*TASK DETAILS*.
Only lines with the string "name" matter here; gather them from the material below.

*DATA TO USE*.
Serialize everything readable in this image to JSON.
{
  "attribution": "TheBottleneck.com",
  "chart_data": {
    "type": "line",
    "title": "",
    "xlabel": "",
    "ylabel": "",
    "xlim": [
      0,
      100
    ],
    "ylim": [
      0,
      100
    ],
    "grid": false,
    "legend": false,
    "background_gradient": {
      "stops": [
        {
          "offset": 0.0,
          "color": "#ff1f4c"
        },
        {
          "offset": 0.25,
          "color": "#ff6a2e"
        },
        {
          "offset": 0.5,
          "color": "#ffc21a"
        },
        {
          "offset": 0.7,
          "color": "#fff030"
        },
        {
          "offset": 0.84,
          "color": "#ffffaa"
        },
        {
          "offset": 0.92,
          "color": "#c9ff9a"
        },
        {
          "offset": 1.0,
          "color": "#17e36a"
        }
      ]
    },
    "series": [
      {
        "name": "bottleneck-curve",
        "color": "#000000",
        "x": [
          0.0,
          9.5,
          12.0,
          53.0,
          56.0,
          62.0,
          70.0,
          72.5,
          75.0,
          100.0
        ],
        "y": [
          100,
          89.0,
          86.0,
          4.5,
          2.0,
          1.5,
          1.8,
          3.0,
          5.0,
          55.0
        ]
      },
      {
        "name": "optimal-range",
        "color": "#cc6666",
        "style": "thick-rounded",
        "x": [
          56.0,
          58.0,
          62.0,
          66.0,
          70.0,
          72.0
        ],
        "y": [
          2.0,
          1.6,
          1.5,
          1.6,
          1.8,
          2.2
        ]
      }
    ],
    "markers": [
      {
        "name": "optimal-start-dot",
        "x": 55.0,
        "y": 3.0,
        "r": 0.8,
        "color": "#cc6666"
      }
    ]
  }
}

*PROBLEM SOLUTION*.
        "name": "bottleneck-curve",
        "name": "optimal-range",
        "name": "optimal-start-dot",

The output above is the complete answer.